• Lesetext:
☆ ☆ ☆ ☆ ☆ ☆ ☆

Berlin. Die Ermittlungen gegen russische Kriegsverbrecher in Butscha müssen mit aller Kraft geführt werden, meint unser Autor Christian Unger.

Es gibt schlechte Nachrichten für alle Kriegsverbrecher: Gräueltaten an Zivilisten und unschuldigen Menschen bleiben nur noch selten unentdeckt. Fast alles kommt an die Öffentlichkeit. So wie jetzt in Butscha, dem kleinen Ort nahe der ­ukrainischen Hauptstadt Kiew.

Menschen, offensichtlich Zivilisten, liegen erschossen am Wegesrand, manche noch in Leichenstarre auf ihrem Fahrrad, daneben ein Sack Kartoffeln – oft das Letzte, was es in den besetzten Städten dieses russischen Angriffskriegs noch an Essen für die Menschen gibt.

☆ ☆ ☆ ☆ ☆ ☆ ☆

• Bereitgestelltes Material:
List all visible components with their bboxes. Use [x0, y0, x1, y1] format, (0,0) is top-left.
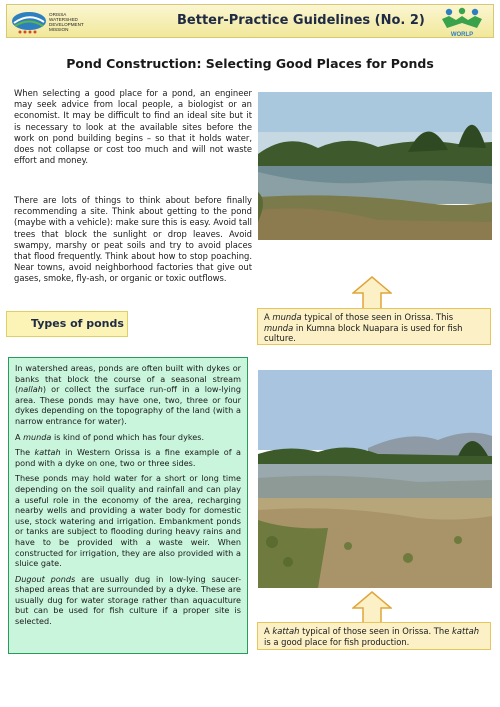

☆ ☆ ☆ ☆ ☆ ☆ ☆

• Aufgabe: Führen Sie sämtliche Ortsnamen auf, die im Kommentar zu Butscha genannt werden.

• Gelöste Aufgabe: Berlin, Butscha, Kiew